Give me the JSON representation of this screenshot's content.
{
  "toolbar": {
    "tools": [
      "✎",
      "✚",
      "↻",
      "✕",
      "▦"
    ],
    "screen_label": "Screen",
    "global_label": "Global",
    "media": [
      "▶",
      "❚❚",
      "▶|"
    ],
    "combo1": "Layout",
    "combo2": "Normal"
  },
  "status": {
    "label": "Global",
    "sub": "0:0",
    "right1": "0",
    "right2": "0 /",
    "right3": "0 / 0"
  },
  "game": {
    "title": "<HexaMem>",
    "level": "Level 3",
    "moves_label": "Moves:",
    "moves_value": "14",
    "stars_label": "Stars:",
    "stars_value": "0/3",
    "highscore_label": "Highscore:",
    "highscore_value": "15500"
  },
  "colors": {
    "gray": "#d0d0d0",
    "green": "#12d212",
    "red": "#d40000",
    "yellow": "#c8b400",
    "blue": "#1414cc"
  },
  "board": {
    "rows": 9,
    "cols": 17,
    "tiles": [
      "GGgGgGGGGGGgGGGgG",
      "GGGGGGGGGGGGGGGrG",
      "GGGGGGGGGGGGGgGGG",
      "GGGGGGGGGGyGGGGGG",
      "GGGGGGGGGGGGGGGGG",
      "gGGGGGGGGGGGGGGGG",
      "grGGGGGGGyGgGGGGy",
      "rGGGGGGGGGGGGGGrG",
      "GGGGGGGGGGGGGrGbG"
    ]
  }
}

· · · ·

PROBLEM
Please set down each line of the records exactly as given.

WRITTEN REPLY
Give me the JSON representation of this screenshot's content.
{
  "toolbar": {
    "tools": [
      "✎",
      "✚",
      "↻",
      "✕",
      "▦"
    ],
    "screen_label": "Screen",
    "global_label": "Global",
    "media": [
      "▶",
      "❚❚",
      "▶|"
    ],
    "combo1": "Layout",
    "combo2": "Normal"
  },
  "status": {
    "label": "Global",
    "sub": "0:0",
    "right1": "0",
    "right2": "0 /",
    "right3": "0 / 0"
  },
  "game": {
    "title": "<HexaMem>",
    "level": "Level 3",
    "moves_label": "Moves:",
    "moves_value": "14",
    "stars_label": "Stars:",
    "stars_value": "0/3",
    "highscore_label": "Highscore:",
    "highscore_value": "15500"
  },
  "colors": {
    "gray": "#d0d0d0",
    "green": "#12d212",
    "red": "#d40000",
    "yellow": "#c8b400",
    "blue": "#1414cc"
  },
  "board": {
    "rows": 9,
    "cols": 17,
    "tiles": [
      "GGgGgGGGGGGgGGGgG",
      "GGGGGGGGGGGGGGGrG",
      "GGGGGGGGGGGGGgGGG",
      "GGGGGGGGGGyGGGGGG",
      "GGGGGGGGGGGGGGGGG",
      "gGGGGGGGGGGGGGGGG",
      "grGGGGGGGyGgGGGGy",
      "rGGGGGGGGGGGGGGrG",
      "GGGGGGGGGGGGGrGbG"
    ]
  }
}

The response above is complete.